— Actions à mener —
**a)** D'après le texte sur La Sirène du Mississippi, pourquoi Louis tue-t-il le détective Comolli ? Répondez en une ou deux phrases.
**b)** Reprenez le texte sur La Sirène du Mississippi à la suite de sa dernière phrase.

— Extrait du document —
La Sirène du Mississippi , de François Truffaut

La Sirène du Mississippi , film français réalisé par François Truffaut, sorti le 18 juin 1969

Louis, riche industriel de La Réunion fiancé par correspondance, attend sa fiancée Julie à la descente du bateau, "Le Mississipi". Elle arrive, bien plus belle que la photo reçue. Elle prétend qu'elle a envoyé la photo d'une autre, par timidité.
Louis soupçonne alors sa femme d'être une aventurière et d'avoir supprimé la vraie Julie. Il charge un détective privé, Comolli, d'enquêter sur cette ténébreuse affaire.

De retour en France, Louis retrouve la trace de sa femme qui s'appelle en réalité Marion et qui travaille dans une boîte de nuit. Il n'a pas le courage de la tuer et Marion l'apitoie en lui parlant de son enfance malheureuse et en lui apprenant que c'est son amant Richard qui a tué Julie et l'a forcée à prendre sa place. Éperdument épris de Marion, Louis lui fait confiance et ils s'installent dans une petite maison près d'Aix-en-Provence. Mais Comolli a retrouvé lui aussi la trace de Marion et pour l'empêcher de livrer à la police celle qu'il aime, Louis le tue. Marion et Louis s'enfuient à Lyon où ils se cachent, puis dans un chalet de montagne. Louis empêche Marion de partir et elle tente de l'empoisonner avec de la mort-aux-rats. Il lui avoue alors qu'il est prêt à mourir tant il est éperdu d'amour pour elle. La fin laisse planer un doute, sont-ils réconciliés?sont-ils prêts à affronter leur destin?

Deuxième adaptation d'un roman noir de W. Irish avec J.P. Belmondo dans un rôle plutôt inhabituel de victime devenant consentante et presque complice de sa propre fin. Les frontières sont floues entre escroquerie et amour, douleur et plaisir, tu et vous, distance et intimité.

Dans le rôle de la femme pernicieuse et prompte à tuer, Catherine Deneuve livre une grande performance, n'éprouvant que peu de scrupules face au cadavre de Comoli. Alors, est-elle une véritable meurtrière qui se joue de son mari jusqu'à l'empoisonner sans manifester une quelconque émotion? Le film ne nous livre que peu d'indices mais l'absence filmée du premier meurtre semble l'accuser. Belmondo, quant à lui, livre une composition loin de ses rôles lisses de héros. Son personnage est celui d'un homme fade, prisonnier de ses principes et de son envie d'être amoureux, allant juqu'à accepter d'être trompé, dominé et finalement assassiné.

— Lignes —

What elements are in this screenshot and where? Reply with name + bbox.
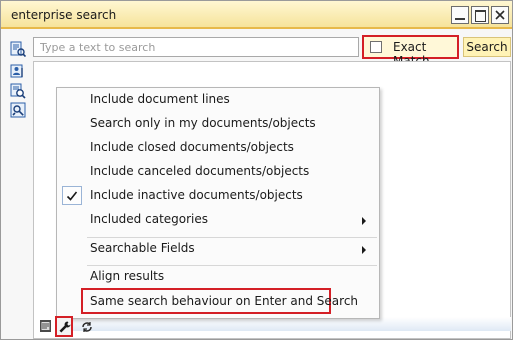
submenu-arrow-icon bbox=[362, 246, 366, 254]
menu-item-include-closed-documents[interactable]: Include closed documents/objects bbox=[57, 137, 379, 159]
minimize-button[interactable] bbox=[451, 6, 469, 24]
title-bar: enterprise search bbox=[1, 1, 512, 29]
menu-item-include-canceled-documents[interactable]: Include canceled documents/objects bbox=[57, 161, 379, 183]
close-icon bbox=[495, 10, 505, 20]
search-options-menu: Include document lines Search only in my… bbox=[56, 87, 380, 319]
close-button[interactable] bbox=[491, 6, 509, 24]
search-input[interactable] bbox=[33, 37, 359, 57]
refresh-icon[interactable] bbox=[81, 321, 97, 337]
exact-match-option[interactable]: Exact Match bbox=[362, 35, 459, 68]
enterprise-search-window: enterprise search Exact Match Search bbox=[0, 0, 513, 340]
menu-item-same-search-behaviour[interactable]: Same search behaviour on Enter and Searc… bbox=[81, 288, 358, 314]
checkmark-frame bbox=[62, 186, 82, 205]
menu-item-include-document-lines[interactable]: Include document lines bbox=[57, 89, 379, 111]
object-search-icon[interactable] bbox=[10, 83, 26, 99]
results-footer-gradient bbox=[63, 317, 511, 331]
settings-wrench-button[interactable] bbox=[55, 316, 73, 337]
search-button[interactable]: Search bbox=[463, 37, 511, 57]
menu-item-search-only-my-documents[interactable]: Search only in my documents/objects bbox=[57, 113, 379, 135]
submenu-arrow-icon bbox=[362, 217, 366, 225]
document-icon[interactable] bbox=[39, 319, 55, 335]
menu-item-searchable-fields[interactable]: Searchable Fields bbox=[57, 238, 379, 260]
menu-item-included-categories[interactable]: Included categories bbox=[57, 209, 379, 231]
maximize-button[interactable] bbox=[471, 6, 489, 24]
wrench-icon bbox=[59, 321, 71, 333]
person-search-icon[interactable] bbox=[10, 63, 26, 79]
exact-match-checkbox[interactable] bbox=[370, 41, 382, 53]
menu-item-align-results[interactable]: Align results bbox=[57, 266, 379, 288]
settings-search-icon[interactable] bbox=[10, 102, 26, 118]
document-search-icon[interactable] bbox=[10, 41, 26, 57]
menu-item-include-inactive-documents[interactable]: Include inactive documents/objects bbox=[57, 185, 379, 207]
search-type-sidebar bbox=[7, 35, 31, 335]
checkmark-icon bbox=[66, 191, 78, 201]
window-title: enterprise search bbox=[11, 8, 117, 22]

— Réponses de l'exercice —
**a)** Comolli a lui aussi retrouvé la trace de Marion. Louis le tue pour l'empêcher de livrer à la police la femme qu'il aime.

**b)**
Beaucoup de passages sont révélateurs de son conformisme bourgeois: lorsque sa femme est à ses côtés dans la rue, il faut qu'elle lui donne le bras ; quand il va vendre ses parts à son associé, il commente son malheur en lui déclarant : « Vous n'êtes pas de cette race », comme s'il croyait appartenir à une élite, alors qu'il n'a plus rien.

Tout porte à croire que l'enchaînement des événements se calque sur le déroulement d'une tragédie grecque comme si « ce qui devait arriver arrive ». Au final, c'est la question principale de savoir si Marion Bergamo est une meurtrière où une pousse au crime qui ressurgit, avec le passage central du seul meurtre filmé. Michel Bouquet, lui aussi d'une régularité parfaite dans son interprétation, met la pression sur un Belmondo acculé, muré dans son silence et ses principes néfastes et contradictoires. Toute la cruauté du film tient dans cette exposition de deux personnages qui, livrés à eux-mêmes, font ce qu'ils peuvent malgré leur amour, ou en fonction de leur amour. C'est un enchaînement d'actions qui, en fonction de leur caractère, va donner son épaisseur à l'histoire.

A la fin du film, quand malgré leur amour, presque partagé, elle tente de l'empoisonner, il lui déclare "Ta beauté est une souffrance - Hier tu disais que c'était une joie" réplique-t-elle. "-C'est une joie et une souffrance" conclut-il.
Truffaut reprendra le même dialogue dans le Dernier Métro, toujours avec Deneuve-Marion mais c'est Depardieu qui est alors l'amoureux.

Déclarations de François Truffaut

Le cinéaste confesse une profonde aversion pour les scènes d'amour : « C'est quelque chose d'un peu pénible à faire, mais il faut le faire. Il faut qu'elles soient sacrées sans être ridicules. On ne peut pas faire d'ellipses, parce que je trouve que ce sont des moments importants. » Il s'en sort par des plans en ombres chinoises, où les amants se touchent le visage du bout des doigts, ou bien par des phrases fétiches simples et intenses (« Attends... », « J'attends... »), qui symbolisent l'imminence d'un rapport sexuel .
Il aime aussi l'immobilité façon Belle au bois dormant, caressant de sa caméra le corps de femmes endormies ou feignant de l'être. Avant le tournage de La Sirène, il prévient d'ailleurs Catherine Deneuve par lettre : « Je ne vous demanderai de jouer aucune scène explicitement sexuelle, mais il faudra que la sexualité soit toujours présente, sous-jacente. »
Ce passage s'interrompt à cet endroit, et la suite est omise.